Required task:
Restate every line of the material, word for word.

##### Source data

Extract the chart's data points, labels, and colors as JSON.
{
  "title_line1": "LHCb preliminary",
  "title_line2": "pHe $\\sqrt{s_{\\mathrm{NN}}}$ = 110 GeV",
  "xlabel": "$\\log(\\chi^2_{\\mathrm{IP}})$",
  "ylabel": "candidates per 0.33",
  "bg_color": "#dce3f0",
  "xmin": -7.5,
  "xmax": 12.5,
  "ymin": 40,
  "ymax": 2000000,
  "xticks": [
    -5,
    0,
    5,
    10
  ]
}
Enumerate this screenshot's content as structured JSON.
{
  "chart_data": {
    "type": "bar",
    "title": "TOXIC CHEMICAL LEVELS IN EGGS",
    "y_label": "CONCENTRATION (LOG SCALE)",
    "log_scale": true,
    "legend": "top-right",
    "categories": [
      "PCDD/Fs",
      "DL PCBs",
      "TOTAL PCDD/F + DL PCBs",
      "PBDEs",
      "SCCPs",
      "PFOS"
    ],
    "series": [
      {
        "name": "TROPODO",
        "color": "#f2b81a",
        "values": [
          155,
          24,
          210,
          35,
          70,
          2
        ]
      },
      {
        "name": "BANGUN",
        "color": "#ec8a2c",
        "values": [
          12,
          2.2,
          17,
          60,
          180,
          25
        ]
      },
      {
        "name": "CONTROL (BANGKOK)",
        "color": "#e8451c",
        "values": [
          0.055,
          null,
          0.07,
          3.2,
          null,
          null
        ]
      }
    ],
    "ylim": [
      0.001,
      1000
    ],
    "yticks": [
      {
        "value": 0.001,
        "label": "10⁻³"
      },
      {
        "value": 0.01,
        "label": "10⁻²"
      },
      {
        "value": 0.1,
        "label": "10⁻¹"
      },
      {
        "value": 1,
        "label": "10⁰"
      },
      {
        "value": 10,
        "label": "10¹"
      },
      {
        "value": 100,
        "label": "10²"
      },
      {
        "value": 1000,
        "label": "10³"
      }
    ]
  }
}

##########

The solution:
Extract the chart's data points, labels, and colors as JSON.
{
  "title_line1": "LHCb preliminary",
  "title_line2": "pHe $\\sqrt{s_{\\mathrm{NN}}}$ = 110 GeV",
  "xlabel": "$\\log(\\chi^2_{\\mathrm{IP}})$",
  "ylabel": "candidates per 0.33",
  "bg_color": "#dce3f0",
  "xmin": -7.5,
  "xmax": 12.5,
  "ymin": 40,
  "ymax": 2000000,
  "xticks": [
    -5,
    0,
    5,
    10
  ]
}
Enumerate this screenshot's content as structured JSON.
{
  "chart_data": {
    "type": "bar",
    "title": "TOXIC CHEMICAL LEVELS IN EGGS",
    "y_label": "CONCENTRATION (LOG SCALE)",
    "log_scale": true,
    "legend": "top-right",
    "categories": [
      "PCDD/Fs",
      "DL PCBs",
      "TOTAL PCDD/F + DL PCBs",
      "PBDEs",
      "SCCPs",
      "PFOS"
    ],
    "series": [
      {
        "name": "TROPODO",
        "color": "#f2b81a",
        "values": [
          155,
          24,
          210,
          35,
          70,
          2
        ]
      },
      {
        "name": "BANGUN",
        "color": "#ec8a2c",
        "values": [
          12,
          2.2,
          17,
          60,
          180,
          25
        ]
      },
      {
        "name": "CONTROL (BANGKOK)",
        "color": "#e8451c",
        "values": [
          0.055,
          null,
          0.07,
          3.2,
          null,
          null
        ]
      }
    ],
    "ylim": [
      0.001,
      1000
    ],
    "yticks": [
      {
        "value": 0.001,
        "label": "10⁻³"
      },
      {
        "value": 0.01,
        "label": "10⁻²"
      },
      {
        "value": 0.1,
        "label": "10⁻¹"
      },
      {
        "value": 1,
        "label": "10⁰"
      },
      {
        "value": 10,
        "label": "10¹"
      },
      {
        "value": 100,
        "label": "10²"
      },
      {
        "value": 1000,
        "label": "10³"
      }
    ]
  }
}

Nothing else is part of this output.